What is needed.
Tally the lines that contain the string "heading" and give the number by itself.
--- --- ---
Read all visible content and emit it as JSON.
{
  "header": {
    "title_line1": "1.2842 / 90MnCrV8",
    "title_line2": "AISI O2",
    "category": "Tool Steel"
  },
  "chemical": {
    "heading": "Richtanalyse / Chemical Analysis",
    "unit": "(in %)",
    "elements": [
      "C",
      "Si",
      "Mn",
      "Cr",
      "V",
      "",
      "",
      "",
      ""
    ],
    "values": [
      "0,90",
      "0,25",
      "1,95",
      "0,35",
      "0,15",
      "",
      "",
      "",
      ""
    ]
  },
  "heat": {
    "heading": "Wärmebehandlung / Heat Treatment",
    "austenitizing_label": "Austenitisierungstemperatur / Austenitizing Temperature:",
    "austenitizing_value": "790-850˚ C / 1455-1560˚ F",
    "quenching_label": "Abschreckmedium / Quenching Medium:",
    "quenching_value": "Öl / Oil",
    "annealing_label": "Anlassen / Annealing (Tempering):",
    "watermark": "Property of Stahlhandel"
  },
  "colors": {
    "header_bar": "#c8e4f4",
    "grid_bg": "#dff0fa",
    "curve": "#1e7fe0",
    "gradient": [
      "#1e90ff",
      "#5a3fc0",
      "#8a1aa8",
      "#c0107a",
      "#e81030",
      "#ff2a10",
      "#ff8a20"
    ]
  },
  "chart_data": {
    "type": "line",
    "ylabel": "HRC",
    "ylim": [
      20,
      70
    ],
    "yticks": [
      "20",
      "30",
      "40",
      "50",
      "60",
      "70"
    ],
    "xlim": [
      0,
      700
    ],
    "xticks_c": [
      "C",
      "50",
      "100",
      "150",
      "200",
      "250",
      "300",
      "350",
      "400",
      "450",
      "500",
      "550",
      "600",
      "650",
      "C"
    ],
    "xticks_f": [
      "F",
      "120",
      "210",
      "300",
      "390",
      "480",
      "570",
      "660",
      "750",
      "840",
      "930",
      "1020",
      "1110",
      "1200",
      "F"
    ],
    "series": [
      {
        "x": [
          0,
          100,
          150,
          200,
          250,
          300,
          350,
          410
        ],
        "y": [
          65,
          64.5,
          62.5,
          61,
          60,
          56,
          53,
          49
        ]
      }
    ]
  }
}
--- --- ---
Result.
2